### Given request
Report only the number of lines in the records that contain the word "Trial".
________
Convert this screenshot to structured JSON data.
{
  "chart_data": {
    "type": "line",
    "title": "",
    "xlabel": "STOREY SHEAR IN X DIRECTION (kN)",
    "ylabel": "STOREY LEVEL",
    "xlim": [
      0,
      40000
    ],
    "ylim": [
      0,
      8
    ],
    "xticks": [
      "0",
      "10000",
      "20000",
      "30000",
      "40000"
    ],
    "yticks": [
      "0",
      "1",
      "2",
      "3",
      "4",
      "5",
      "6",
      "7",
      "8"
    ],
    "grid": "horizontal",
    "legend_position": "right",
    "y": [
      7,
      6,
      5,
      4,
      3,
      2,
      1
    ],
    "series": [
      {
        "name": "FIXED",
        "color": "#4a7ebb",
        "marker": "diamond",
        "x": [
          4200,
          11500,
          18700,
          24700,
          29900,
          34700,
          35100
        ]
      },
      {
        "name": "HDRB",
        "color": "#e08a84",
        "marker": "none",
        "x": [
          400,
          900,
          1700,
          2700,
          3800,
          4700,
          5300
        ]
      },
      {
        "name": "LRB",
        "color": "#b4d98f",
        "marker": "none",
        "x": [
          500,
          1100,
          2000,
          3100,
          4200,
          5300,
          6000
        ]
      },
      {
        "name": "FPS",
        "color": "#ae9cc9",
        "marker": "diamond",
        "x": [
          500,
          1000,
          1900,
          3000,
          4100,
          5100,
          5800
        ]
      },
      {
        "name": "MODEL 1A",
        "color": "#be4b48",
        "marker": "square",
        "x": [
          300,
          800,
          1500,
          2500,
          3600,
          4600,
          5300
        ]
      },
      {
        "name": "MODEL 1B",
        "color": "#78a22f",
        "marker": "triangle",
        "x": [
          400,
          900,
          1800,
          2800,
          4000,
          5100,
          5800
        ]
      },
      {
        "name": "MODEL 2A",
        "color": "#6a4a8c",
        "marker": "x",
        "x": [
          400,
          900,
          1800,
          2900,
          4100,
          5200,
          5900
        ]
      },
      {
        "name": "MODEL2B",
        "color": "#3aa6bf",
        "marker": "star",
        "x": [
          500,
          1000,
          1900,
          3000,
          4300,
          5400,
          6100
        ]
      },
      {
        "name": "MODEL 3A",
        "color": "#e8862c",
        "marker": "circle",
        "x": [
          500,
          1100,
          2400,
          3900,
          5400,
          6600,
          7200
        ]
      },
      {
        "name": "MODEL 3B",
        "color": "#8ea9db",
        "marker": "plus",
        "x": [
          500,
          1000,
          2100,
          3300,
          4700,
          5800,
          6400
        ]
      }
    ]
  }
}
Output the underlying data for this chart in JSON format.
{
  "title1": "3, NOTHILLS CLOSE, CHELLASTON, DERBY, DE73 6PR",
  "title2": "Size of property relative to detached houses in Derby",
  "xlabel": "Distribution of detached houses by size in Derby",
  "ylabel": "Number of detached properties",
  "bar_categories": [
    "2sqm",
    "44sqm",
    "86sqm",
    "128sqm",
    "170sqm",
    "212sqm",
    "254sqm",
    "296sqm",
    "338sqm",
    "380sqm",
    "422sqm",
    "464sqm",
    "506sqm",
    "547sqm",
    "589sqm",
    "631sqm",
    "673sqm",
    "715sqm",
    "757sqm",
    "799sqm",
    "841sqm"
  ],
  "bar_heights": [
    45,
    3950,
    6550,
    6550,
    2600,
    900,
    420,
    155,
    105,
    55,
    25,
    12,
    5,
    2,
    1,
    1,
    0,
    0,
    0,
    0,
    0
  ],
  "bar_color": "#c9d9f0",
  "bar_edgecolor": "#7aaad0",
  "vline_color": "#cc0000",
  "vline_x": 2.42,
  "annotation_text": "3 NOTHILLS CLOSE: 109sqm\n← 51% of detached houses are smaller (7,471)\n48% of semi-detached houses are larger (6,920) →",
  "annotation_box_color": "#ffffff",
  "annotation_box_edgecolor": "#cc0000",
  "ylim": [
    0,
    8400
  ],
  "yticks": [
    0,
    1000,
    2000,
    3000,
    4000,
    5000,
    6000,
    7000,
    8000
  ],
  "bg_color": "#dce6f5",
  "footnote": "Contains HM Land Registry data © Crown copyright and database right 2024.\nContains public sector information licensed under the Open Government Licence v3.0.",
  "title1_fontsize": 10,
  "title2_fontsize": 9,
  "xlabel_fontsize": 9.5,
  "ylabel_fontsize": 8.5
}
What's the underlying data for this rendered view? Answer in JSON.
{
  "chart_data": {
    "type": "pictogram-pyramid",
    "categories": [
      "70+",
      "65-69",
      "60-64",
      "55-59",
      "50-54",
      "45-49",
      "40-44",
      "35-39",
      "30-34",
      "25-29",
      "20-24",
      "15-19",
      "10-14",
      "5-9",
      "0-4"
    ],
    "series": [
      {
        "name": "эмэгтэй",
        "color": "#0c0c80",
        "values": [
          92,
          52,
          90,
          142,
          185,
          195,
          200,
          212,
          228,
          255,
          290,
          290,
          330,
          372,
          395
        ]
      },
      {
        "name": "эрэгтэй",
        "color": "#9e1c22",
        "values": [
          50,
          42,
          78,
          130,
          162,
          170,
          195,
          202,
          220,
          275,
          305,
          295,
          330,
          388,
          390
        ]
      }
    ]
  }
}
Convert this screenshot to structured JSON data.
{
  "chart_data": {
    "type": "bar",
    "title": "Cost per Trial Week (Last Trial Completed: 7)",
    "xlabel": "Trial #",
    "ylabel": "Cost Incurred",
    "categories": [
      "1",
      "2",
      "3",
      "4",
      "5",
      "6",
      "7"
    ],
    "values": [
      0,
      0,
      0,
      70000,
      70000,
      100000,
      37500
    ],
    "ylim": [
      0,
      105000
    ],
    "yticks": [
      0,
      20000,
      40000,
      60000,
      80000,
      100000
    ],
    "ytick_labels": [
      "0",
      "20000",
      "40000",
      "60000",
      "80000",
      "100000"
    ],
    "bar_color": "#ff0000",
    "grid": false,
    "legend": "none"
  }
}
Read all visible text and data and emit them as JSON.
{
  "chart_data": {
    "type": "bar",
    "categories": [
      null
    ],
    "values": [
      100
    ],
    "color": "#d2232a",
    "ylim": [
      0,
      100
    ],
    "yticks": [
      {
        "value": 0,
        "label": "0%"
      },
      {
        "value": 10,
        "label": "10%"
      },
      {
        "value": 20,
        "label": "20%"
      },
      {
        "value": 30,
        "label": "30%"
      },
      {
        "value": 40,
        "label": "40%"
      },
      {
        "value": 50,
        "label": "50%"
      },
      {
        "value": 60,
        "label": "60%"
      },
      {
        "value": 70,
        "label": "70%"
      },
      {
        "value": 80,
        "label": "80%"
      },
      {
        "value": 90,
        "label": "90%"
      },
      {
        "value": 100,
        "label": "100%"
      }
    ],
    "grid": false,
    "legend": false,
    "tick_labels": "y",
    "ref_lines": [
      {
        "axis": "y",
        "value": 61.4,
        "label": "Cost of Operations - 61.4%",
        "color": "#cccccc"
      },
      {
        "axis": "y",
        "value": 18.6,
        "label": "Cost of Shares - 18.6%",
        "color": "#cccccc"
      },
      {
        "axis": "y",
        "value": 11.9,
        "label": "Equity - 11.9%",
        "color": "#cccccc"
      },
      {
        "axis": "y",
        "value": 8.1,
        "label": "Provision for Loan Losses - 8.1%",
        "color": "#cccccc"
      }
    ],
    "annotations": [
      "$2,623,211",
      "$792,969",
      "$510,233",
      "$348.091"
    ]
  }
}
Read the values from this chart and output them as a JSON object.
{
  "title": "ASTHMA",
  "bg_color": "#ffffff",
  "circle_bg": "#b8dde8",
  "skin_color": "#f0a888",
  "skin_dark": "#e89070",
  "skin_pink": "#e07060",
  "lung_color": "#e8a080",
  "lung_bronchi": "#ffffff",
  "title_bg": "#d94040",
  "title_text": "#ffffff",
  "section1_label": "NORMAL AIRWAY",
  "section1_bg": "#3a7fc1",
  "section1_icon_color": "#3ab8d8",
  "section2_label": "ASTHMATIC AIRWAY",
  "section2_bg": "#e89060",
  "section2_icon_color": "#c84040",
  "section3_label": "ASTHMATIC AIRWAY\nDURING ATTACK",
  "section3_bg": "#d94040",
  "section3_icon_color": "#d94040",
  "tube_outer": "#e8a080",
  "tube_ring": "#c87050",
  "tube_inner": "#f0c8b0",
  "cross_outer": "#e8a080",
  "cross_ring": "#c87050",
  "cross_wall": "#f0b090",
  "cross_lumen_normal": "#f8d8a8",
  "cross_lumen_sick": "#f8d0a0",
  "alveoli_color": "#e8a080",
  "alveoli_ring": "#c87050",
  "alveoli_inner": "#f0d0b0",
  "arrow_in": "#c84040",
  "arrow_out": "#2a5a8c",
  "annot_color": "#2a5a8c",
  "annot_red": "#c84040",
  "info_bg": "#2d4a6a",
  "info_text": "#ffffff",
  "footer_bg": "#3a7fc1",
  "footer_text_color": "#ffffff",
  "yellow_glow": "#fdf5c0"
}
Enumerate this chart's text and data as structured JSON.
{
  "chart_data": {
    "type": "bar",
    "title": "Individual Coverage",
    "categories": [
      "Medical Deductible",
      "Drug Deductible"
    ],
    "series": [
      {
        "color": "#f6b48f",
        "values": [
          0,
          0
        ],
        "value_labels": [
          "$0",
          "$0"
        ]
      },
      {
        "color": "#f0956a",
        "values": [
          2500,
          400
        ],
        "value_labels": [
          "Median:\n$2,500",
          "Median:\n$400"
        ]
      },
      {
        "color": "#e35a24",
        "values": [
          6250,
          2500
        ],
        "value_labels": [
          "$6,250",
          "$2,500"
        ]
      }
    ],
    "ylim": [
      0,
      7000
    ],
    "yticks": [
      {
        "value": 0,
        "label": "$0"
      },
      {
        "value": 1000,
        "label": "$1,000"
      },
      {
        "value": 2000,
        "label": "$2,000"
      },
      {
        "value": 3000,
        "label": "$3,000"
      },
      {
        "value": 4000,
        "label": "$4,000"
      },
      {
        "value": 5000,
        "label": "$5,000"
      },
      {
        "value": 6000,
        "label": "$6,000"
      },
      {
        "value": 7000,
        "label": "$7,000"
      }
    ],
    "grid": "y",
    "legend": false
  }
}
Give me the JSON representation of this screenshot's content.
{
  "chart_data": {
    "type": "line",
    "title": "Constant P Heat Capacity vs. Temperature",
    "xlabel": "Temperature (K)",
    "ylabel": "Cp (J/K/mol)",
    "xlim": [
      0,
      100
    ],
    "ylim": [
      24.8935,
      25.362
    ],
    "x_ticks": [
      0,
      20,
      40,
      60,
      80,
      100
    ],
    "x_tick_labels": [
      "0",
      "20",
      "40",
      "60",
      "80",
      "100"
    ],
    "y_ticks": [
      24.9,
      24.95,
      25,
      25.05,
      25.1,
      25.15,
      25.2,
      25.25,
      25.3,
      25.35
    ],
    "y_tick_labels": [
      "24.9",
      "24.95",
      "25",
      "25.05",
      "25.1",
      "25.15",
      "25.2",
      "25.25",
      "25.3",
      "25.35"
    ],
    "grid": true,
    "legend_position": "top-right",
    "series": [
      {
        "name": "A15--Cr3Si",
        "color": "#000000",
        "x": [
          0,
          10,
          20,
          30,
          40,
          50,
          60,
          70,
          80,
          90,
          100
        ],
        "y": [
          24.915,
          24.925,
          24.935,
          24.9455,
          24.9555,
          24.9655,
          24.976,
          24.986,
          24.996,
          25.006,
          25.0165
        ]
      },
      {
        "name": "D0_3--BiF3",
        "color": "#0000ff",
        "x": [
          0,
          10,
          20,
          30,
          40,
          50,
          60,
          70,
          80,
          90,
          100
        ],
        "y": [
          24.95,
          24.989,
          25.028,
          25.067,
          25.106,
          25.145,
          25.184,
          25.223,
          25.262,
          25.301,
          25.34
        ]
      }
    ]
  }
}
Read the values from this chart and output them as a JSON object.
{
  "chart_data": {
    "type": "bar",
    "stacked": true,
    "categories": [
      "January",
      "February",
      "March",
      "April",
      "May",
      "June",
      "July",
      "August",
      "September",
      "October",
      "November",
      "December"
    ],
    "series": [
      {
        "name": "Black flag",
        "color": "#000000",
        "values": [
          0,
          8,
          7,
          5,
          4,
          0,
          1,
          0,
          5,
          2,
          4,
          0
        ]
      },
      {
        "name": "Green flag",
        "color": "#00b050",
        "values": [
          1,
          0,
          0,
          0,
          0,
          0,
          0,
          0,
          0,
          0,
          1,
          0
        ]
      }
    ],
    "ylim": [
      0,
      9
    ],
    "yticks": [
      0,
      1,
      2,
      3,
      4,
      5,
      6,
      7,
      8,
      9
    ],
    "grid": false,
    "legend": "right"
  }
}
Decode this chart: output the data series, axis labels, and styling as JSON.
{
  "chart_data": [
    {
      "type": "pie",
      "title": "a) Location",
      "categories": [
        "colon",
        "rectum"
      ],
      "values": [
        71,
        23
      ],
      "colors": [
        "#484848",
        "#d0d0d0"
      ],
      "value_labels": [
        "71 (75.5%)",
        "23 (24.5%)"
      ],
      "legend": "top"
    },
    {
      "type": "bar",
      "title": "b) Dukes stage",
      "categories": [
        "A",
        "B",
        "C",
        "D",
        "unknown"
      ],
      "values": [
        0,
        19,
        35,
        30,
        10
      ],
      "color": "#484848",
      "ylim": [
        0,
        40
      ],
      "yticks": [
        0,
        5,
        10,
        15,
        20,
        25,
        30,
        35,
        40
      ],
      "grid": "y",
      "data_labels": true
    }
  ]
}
________
### Written response
2